### AIM OF THE TASK:
Filter out everything except lines holding "title".
*-*-*
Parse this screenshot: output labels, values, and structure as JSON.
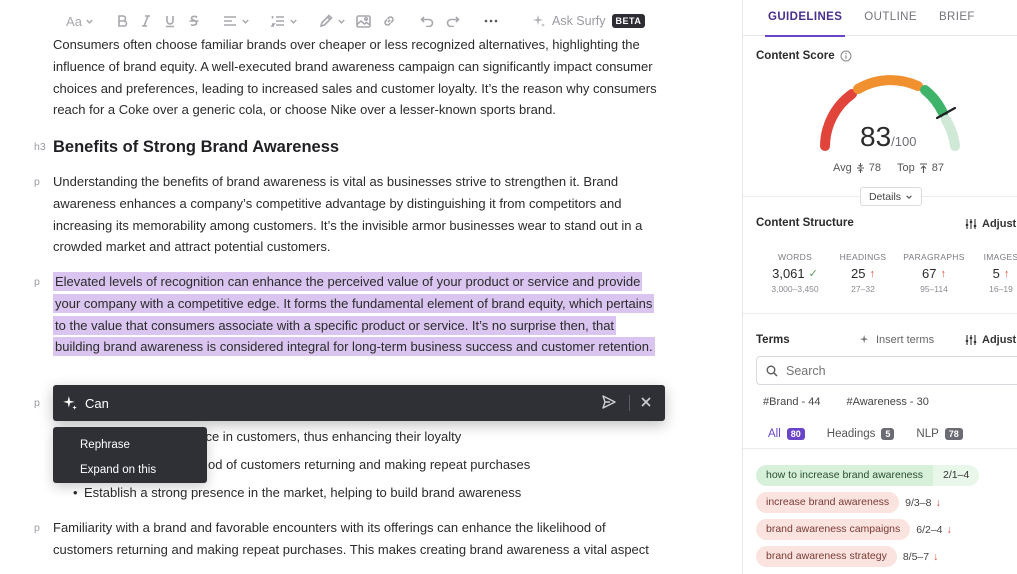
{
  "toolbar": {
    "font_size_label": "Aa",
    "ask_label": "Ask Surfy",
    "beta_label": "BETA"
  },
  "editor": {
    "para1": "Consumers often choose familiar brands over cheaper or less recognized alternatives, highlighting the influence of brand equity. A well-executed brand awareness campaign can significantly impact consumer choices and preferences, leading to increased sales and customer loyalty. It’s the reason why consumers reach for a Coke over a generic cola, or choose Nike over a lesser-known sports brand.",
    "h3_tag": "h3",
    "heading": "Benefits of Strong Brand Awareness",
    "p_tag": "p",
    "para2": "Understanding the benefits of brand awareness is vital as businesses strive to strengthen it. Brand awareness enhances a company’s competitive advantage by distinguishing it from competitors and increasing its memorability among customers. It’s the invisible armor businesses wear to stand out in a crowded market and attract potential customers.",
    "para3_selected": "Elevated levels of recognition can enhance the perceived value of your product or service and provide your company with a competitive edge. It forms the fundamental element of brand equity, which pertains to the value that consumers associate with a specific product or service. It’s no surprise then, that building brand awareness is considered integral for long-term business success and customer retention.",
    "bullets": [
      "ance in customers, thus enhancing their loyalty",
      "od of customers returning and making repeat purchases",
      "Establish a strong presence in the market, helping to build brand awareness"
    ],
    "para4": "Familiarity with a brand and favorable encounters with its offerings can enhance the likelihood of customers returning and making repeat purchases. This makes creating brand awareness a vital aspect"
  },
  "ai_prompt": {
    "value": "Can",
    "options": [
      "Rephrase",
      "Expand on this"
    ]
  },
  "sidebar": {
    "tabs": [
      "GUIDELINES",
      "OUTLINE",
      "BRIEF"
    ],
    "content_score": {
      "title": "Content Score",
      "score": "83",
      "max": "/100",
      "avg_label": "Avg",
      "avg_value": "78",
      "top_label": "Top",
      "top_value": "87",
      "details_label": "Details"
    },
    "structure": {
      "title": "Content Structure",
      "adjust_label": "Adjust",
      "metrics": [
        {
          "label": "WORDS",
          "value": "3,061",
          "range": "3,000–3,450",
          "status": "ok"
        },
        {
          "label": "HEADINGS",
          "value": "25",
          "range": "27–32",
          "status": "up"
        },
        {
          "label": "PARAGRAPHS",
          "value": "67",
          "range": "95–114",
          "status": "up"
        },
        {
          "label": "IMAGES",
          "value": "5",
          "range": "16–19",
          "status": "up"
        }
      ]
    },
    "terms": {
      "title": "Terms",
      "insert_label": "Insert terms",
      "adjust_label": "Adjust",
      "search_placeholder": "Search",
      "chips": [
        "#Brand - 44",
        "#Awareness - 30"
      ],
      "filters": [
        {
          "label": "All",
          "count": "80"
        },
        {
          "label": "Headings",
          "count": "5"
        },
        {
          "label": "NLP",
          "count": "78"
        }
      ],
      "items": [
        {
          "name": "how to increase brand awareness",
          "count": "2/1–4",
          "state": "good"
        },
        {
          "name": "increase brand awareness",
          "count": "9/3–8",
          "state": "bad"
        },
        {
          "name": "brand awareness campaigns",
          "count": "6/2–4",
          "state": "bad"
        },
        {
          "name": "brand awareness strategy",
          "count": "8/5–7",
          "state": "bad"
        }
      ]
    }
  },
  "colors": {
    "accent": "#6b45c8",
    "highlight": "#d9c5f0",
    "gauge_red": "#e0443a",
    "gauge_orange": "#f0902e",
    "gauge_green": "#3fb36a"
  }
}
*-*-*
### EXPECTED ANSWER:
      "title": "Content Score",
      "title": "Content Structure",
      "title": "Terms",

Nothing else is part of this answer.